(Stored items)
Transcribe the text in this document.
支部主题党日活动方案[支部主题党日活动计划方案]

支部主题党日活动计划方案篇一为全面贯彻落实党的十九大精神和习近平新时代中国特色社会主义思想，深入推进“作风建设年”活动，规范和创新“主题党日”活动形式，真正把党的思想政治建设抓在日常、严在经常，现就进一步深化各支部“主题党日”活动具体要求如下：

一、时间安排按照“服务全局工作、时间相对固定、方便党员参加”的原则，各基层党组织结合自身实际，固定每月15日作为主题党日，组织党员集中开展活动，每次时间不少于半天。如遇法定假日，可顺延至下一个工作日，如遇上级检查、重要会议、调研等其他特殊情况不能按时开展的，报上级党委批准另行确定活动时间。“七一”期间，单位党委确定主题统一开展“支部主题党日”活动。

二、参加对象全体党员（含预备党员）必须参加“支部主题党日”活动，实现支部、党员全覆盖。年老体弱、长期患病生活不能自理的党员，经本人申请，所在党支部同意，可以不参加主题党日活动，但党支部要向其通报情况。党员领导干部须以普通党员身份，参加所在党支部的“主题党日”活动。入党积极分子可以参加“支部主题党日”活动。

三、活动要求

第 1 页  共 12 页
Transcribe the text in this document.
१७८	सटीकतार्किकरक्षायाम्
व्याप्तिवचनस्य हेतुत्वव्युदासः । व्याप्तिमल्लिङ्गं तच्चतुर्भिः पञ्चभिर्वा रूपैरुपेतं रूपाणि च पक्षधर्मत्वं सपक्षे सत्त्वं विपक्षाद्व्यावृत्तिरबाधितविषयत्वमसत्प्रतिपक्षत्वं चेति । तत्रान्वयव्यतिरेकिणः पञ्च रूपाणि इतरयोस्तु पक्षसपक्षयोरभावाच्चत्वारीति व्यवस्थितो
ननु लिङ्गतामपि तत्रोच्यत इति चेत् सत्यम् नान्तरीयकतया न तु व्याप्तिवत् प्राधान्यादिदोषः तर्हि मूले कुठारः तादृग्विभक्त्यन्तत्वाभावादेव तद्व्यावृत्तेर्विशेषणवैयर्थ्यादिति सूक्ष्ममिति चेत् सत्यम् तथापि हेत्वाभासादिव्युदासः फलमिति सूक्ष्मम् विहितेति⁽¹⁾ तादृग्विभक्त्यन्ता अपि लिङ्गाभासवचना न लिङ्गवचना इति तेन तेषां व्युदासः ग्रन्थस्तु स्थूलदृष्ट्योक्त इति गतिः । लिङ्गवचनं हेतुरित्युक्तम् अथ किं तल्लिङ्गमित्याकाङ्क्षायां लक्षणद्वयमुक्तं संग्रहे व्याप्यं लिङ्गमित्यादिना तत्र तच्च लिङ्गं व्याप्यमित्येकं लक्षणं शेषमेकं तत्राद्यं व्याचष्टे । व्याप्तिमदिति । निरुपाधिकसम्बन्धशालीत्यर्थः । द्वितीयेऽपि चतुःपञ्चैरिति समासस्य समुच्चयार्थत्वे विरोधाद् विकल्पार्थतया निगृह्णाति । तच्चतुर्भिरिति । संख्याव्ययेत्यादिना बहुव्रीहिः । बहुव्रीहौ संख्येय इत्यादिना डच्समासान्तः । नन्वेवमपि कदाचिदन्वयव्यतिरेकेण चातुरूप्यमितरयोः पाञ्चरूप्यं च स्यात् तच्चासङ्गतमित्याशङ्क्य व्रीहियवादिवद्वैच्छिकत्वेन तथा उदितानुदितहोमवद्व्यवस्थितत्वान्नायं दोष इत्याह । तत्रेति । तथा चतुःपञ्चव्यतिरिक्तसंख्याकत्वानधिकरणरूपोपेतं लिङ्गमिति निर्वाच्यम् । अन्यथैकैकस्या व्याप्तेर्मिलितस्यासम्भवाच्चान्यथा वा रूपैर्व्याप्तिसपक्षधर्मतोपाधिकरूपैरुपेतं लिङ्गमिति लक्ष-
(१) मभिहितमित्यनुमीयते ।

Given task | Go through the data and return every record exactly.

Solution to this task |
Transcribe the text in this document.
支部主题党日活动方案[支部主题党日活动计划方案]

支部主题党日活动计划方案篇一为全面贯彻落实党的十九大精神和习近平新时代中国特色社会主义思想，深入推进“作风建设年”活动，规范和创新“主题党日”活动形式，真正把党的思想政治建设抓在日常、严在经常，现就进一步深化各支部“主题党日”活动具体要求如下：

一、时间安排按照“服务全局工作、时间相对固定、方便党员参加”的原则，各基层党组织结合自身实际，固定每月15日作为主题党日，组织党员集中开展活动，每次时间不少于半天。如遇法定假日，可顺延至下一个工作日，如遇上级检查、重要会议、调研等其他特殊情况不能按时开展的，报上级党委批准另行确定活动时间。“七一”期间，单位党委确定主题统一开展“支部主题党日”活动。

二、参加对象全体党员（含预备党员）必须参加“支部主题党日”活动，实现支部、党员全覆盖。年老体弱、长期患病生活不能自理的党员，经本人申请，所在党支部同意，可以不参加主题党日活动，但党支部要向其通报情况。党员领导干部须以普通党员身份，参加所在党支部的“主题党日”活动。入党积极分子可以参加“支部主题党日”活动。

三、活动要求

第 1 页  共 12 页
Transcribe the text in this document.
१७८	सटीकतार्किकरक्षायाम्
व्याप्तिवचनस्य हेतुत्वव्युदासः । व्याप्तिमल्लिङ्गं तच्चतुर्भिः पञ्चभिर्वा रूपैरुपेतं रूपाणि च पक्षधर्मत्वं सपक्षे सत्त्वं विपक्षाद्व्यावृत्तिरबाधितविषयत्वमसत्प्रतिपक्षत्वं चेति । तत्रान्वयव्यतिरेकिणः पञ्च रूपाणि इतरयोस्तु पक्षसपक्षयोरभावाच्चत्वारीति व्यवस्थितो
ननु लिङ्गतामपि तत्रोच्यत इति चेत् सत्यम् नान्तरीयकतया न तु व्याप्तिवत् प्राधान्यादिदोषः तर्हि मूले कुठारः तादृग्विभक्त्यन्तत्वाभावादेव तद्व्यावृत्तेर्विशेषणवैयर्थ्यादिति सूक्ष्ममिति चेत् सत्यम् तथापि हेत्वाभासादिव्युदासः फलमिति सूक्ष्मम् विहितेति⁽¹⁾ तादृग्विभक्त्यन्ता अपि लिङ्गाभासवचना न लिङ्गवचना इति तेन तेषां व्युदासः ग्रन्थस्तु स्थूलदृष्ट्योक्त इति गतिः । लिङ्गवचनं हेतुरित्युक्तम् अथ किं तल्लिङ्गमित्याकाङ्क्षायां लक्षणद्वयमुक्तं संग्रहे व्याप्यं लिङ्गमित्यादिना तत्र तच्च लिङ्गं व्याप्यमित्येकं लक्षणं शेषमेकं तत्राद्यं व्याचष्टे । व्याप्तिमदिति । निरुपाधिकसम्बन्धशालीत्यर्थः । द्वितीयेऽपि चतुःपञ्चैरिति समासस्य समुच्चयार्थत्वे विरोधाद् विकल्पार्थतया निगृह्णाति । तच्चतुर्भिरिति । संख्याव्ययेत्यादिना बहुव्रीहिः । बहुव्रीहौ संख्येय इत्यादिना डच्समासान्तः । नन्वेवमपि कदाचिदन्वयव्यतिरेकेण चातुरूप्यमितरयोः पाञ्चरूप्यं च स्यात् तच्चासङ्गतमित्याशङ्क्य व्रीहियवादिवद्वैच्छिकत्वेन तथा उदितानुदितहोमवद्व्यवस्थितत्वान्नायं दोष इत्याह । तत्रेति । तथा चतुःपञ्चव्यतिरिक्तसंख्याकत्वानधिकरणरूपोपेतं लिङ्गमिति निर्वाच्यम् । अन्यथैकैकस्या व्याप्तेर्मिलितस्यासम्भवाच्चान्यथा वा रूपैर्व्याप्तिसपक्षधर्मतोपाधिकरूपैरुपेतं लिङ्गमिति लक्ष-
(१) मभिहितमित्यनुमीयते ।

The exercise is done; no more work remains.